(Instructions for the task):
Find the string "index" and gather every line that holds it.

(Exercise data):
═══
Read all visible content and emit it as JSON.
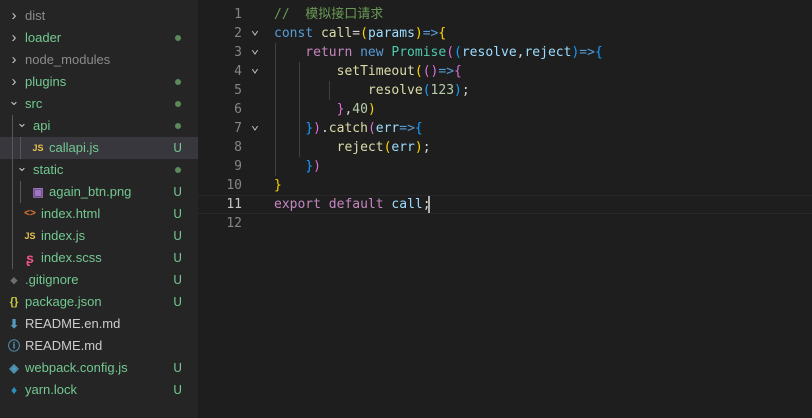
{
  "explorer": {
    "items": [
      {
        "label": "dist",
        "kind": "folder",
        "expanded": false,
        "color": "grey"
      },
      {
        "label": "loader",
        "kind": "folder",
        "expanded": false,
        "color": "green",
        "status": "dot"
      },
      {
        "label": "node_modules",
        "kind": "folder",
        "expanded": false,
        "color": "grey"
      },
      {
        "label": "plugins",
        "kind": "folder",
        "expanded": false,
        "color": "green",
        "status": "dot"
      },
      {
        "label": "src",
        "kind": "folder",
        "expanded": true,
        "color": "green",
        "status": "dot"
      },
      {
        "label": "api",
        "kind": "folder",
        "expanded": true,
        "color": "green",
        "status": "dot"
      },
      {
        "label": "callapi.js",
        "kind": "file",
        "icon": "JS",
        "color": "green",
        "status": "U",
        "selected": true
      },
      {
        "label": "static",
        "kind": "folder",
        "expanded": true,
        "color": "green",
        "status": "dot"
      },
      {
        "label": "again_btn.png",
        "kind": "file",
        "icon": "image",
        "color": "green",
        "status": "U"
      },
      {
        "label": "index.html",
        "kind": "file",
        "icon": "html",
        "color": "green",
        "status": "U"
      },
      {
        "label": "index.js",
        "kind": "file",
        "icon": "JS",
        "color": "green",
        "status": "U"
      },
      {
        "label": "index.scss",
        "kind": "file",
        "icon": "sass",
        "color": "green",
        "status": "U"
      },
      {
        "label": ".gitignore",
        "kind": "file",
        "icon": "git",
        "color": "green",
        "status": "U"
      },
      {
        "label": "package.json",
        "kind": "file",
        "icon": "json",
        "color": "green",
        "status": "U"
      },
      {
        "label": "README.en.md",
        "kind": "file",
        "icon": "download",
        "color": "white"
      },
      {
        "label": "README.md",
        "kind": "file",
        "icon": "info",
        "color": "white"
      },
      {
        "label": "webpack.config.js",
        "kind": "file",
        "icon": "webpack",
        "color": "green",
        "status": "U"
      },
      {
        "label": "yarn.lock",
        "kind": "file",
        "icon": "yarn",
        "color": "green",
        "status": "U"
      }
    ],
    "icons": {
      "js_color": "#e8c24a",
      "html_color": "#e37933",
      "sass_color": "#f55385",
      "json_color": "#cbcb41",
      "image_color": "#a074c4",
      "git_color": "#41535b",
      "info_color": "#519aba",
      "md_color": "#519aba",
      "webpack_color": "#519aba",
      "yarn_color": "#2c8ebb"
    },
    "status_colors": {
      "untracked": "#73c991",
      "folder_dot": "#5a8a5a"
    }
  },
  "editor": {
    "active_line": 12,
    "lines": [
      {
        "n": "1",
        "fold": "",
        "tokens": [
          {
            "t": "//  模拟接口请求",
            "c": "cm"
          }
        ]
      },
      {
        "n": "2",
        "fold": "v",
        "tokens": [
          {
            "t": "const ",
            "c": "kw"
          },
          {
            "t": "call",
            "c": "fn"
          },
          {
            "t": "=",
            "c": "pl"
          },
          {
            "t": "(",
            "c": "p1"
          },
          {
            "t": "params",
            "c": "var"
          },
          {
            "t": ")",
            "c": "p1"
          },
          {
            "t": "=>",
            "c": "kw"
          },
          {
            "t": "{",
            "c": "p1"
          }
        ]
      },
      {
        "n": "3",
        "fold": "v",
        "tokens": [
          {
            "t": "    return ",
            "c": "kw2"
          },
          {
            "t": "new ",
            "c": "kw"
          },
          {
            "t": "Promise",
            "c": "cls"
          },
          {
            "t": "(",
            "c": "p2"
          },
          {
            "t": "(",
            "c": "p3"
          },
          {
            "t": "resolve",
            "c": "var"
          },
          {
            "t": ",",
            "c": "pl"
          },
          {
            "t": "reject",
            "c": "var"
          },
          {
            "t": ")",
            "c": "p3"
          },
          {
            "t": "=>",
            "c": "kw"
          },
          {
            "t": "{",
            "c": "p3"
          }
        ]
      },
      {
        "n": "4",
        "fold": "v",
        "tokens": [
          {
            "t": "        setTimeout",
            "c": "fn"
          },
          {
            "t": "(",
            "c": "p1"
          },
          {
            "t": "()",
            "c": "p2"
          },
          {
            "t": "=>",
            "c": "kw"
          },
          {
            "t": "{",
            "c": "p2"
          }
        ]
      },
      {
        "n": "5",
        "fold": "",
        "tokens": [
          {
            "t": "            resolve",
            "c": "fn"
          },
          {
            "t": "(",
            "c": "p3"
          },
          {
            "t": "123",
            "c": "num"
          },
          {
            "t": ")",
            "c": "p3"
          },
          {
            "t": ";",
            "c": "pl"
          }
        ]
      },
      {
        "n": "6",
        "fold": "",
        "tokens": [
          {
            "t": "        ",
            "c": "pl"
          },
          {
            "t": "}",
            "c": "p2"
          },
          {
            "t": ",",
            "c": "pl"
          },
          {
            "t": "40",
            "c": "num"
          },
          {
            "t": ")",
            "c": "p1"
          }
        ]
      },
      {
        "n": "7",
        "fold": "v",
        "tokens": [
          {
            "t": "    ",
            "c": "pl"
          },
          {
            "t": "}",
            "c": "p3"
          },
          {
            "t": ")",
            "c": "p2"
          },
          {
            "t": ".",
            "c": "pl"
          },
          {
            "t": "catch",
            "c": "fn"
          },
          {
            "t": "(",
            "c": "p2"
          },
          {
            "t": "err",
            "c": "var"
          },
          {
            "t": "=>",
            "c": "kw"
          },
          {
            "t": "{",
            "c": "p3"
          }
        ]
      },
      {
        "n": "8",
        "fold": "",
        "tokens": [
          {
            "t": "        reject",
            "c": "fn"
          },
          {
            "t": "(",
            "c": "p1"
          },
          {
            "t": "err",
            "c": "var"
          },
          {
            "t": ")",
            "c": "p1"
          },
          {
            "t": ";",
            "c": "pl"
          }
        ]
      },
      {
        "n": "9",
        "fold": "",
        "tokens": [
          {
            "t": "    ",
            "c": "pl"
          },
          {
            "t": "}",
            "c": "p3"
          },
          {
            "t": ")",
            "c": "p2"
          }
        ]
      },
      {
        "n": "10",
        "fold": "",
        "tokens": [
          {
            "t": "}",
            "c": "p1"
          }
        ]
      },
      {
        "n": "11",
        "fold": "",
        "tokens": [
          {
            "t": "export ",
            "c": "kw2"
          },
          {
            "t": "default ",
            "c": "kw2"
          },
          {
            "t": "call",
            "c": "var"
          },
          {
            "t": ";",
            "c": "pl"
          }
        ]
      },
      {
        "n": "12",
        "fold": "",
        "tokens": []
      }
    ]
  }
}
═══
(Written answer):
        "label": "index.html",
        "label": "index.js",
        "label": "index.scss",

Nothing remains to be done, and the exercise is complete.